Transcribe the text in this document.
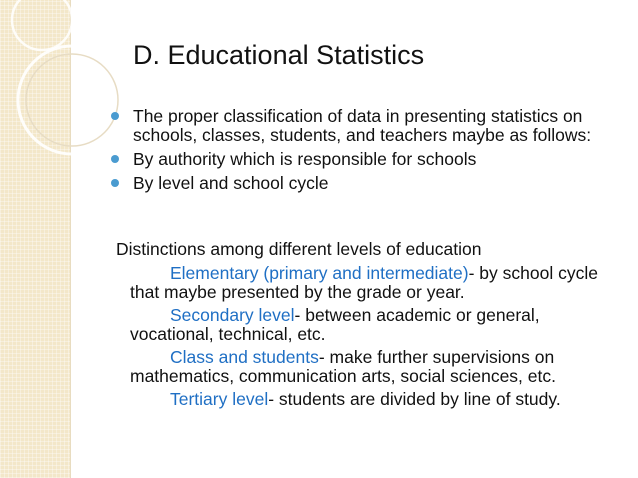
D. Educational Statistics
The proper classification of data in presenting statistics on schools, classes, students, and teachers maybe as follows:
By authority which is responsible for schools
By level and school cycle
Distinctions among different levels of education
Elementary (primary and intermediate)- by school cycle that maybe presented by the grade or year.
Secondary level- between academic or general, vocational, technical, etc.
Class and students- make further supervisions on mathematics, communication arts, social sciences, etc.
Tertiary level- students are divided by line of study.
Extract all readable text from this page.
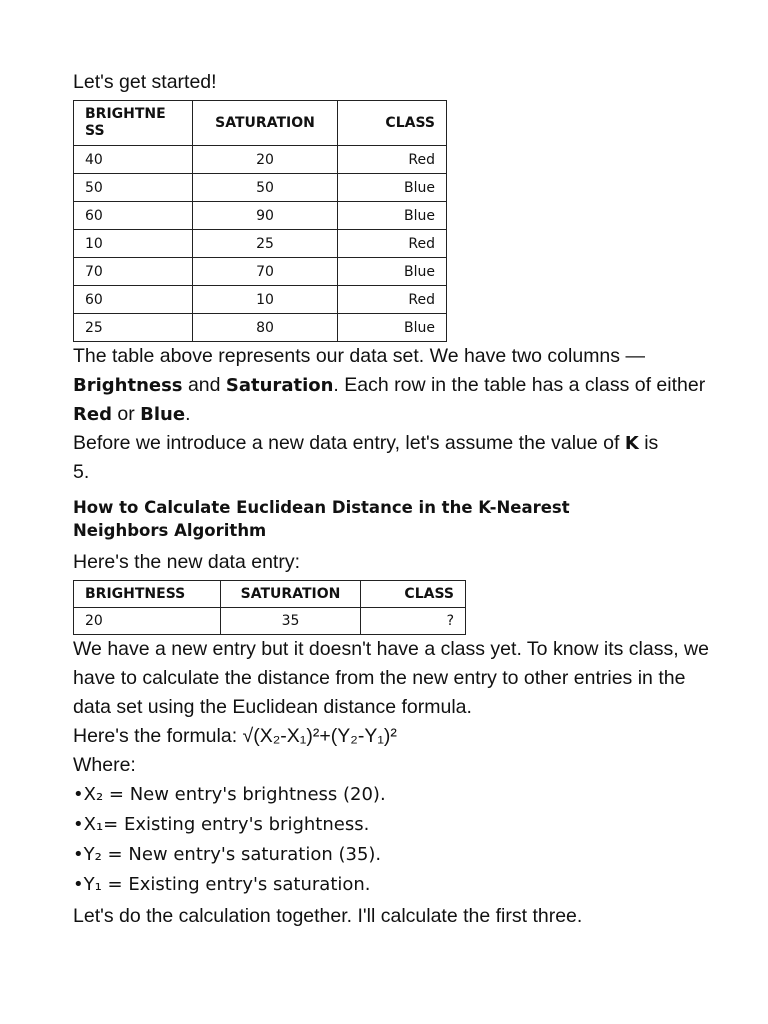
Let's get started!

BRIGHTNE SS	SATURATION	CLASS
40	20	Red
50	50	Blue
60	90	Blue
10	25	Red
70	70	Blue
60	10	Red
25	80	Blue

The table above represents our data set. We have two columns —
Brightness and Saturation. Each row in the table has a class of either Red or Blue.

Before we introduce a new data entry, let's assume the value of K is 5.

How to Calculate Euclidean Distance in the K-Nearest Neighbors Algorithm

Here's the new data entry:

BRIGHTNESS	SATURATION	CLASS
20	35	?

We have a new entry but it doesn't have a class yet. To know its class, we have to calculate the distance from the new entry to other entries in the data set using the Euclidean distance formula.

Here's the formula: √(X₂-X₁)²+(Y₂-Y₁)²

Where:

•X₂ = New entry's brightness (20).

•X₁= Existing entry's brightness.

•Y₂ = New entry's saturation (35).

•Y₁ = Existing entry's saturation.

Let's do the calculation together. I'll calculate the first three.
********
Omit every picture, and otherwise quote the entries exactly.

Transcribe the text in this document.
D. Educational Statistics
The proper classification of data in presenting statistics on schools, classes, students, and teachers maybe as follows:
By authority which is responsible for schools
By level and school cycle
Distinctions among different levels of education
Elementary (primary and intermediate)- by school cycle that maybe presented by the grade or year.
Secondary level- between academic or general, vocational, technical, etc.
Class and students- make further supervisions on mathematics, communication arts, social sciences, etc.
Tertiary level- students are divided by line of study.
Extract all readable text from this page.
Let's get started!

BRIGHTNE SS	SATURATION	CLASS
40	20	Red
50	50	Blue
60	90	Blue
10	25	Red
70	70	Blue
60	10	Red
25	80	Blue

The table above represents our data set. We have two columns —
Brightness and Saturation. Each row in the table has a class of either Red or Blue.

Before we introduce a new data entry, let's assume the value of K is 5.

How to Calculate Euclidean Distance in the K-Nearest Neighbors Algorithm

Here's the new data entry:

BRIGHTNESS	SATURATION	CLASS
20	35	?

We have a new entry but it doesn't have a class yet. To know its class, we have to calculate the distance from the new entry to other entries in the data set using the Euclidean distance formula.

Here's the formula: √(X₂-X₁)²+(Y₂-Y₁)²

Where:

•X₂ = New entry's brightness (20).

•X₁= Existing entry's brightness.

•Y₂ = New entry's saturation (35).

•Y₁ = Existing entry's saturation.

Let's do the calculation together. I'll calculate the first three.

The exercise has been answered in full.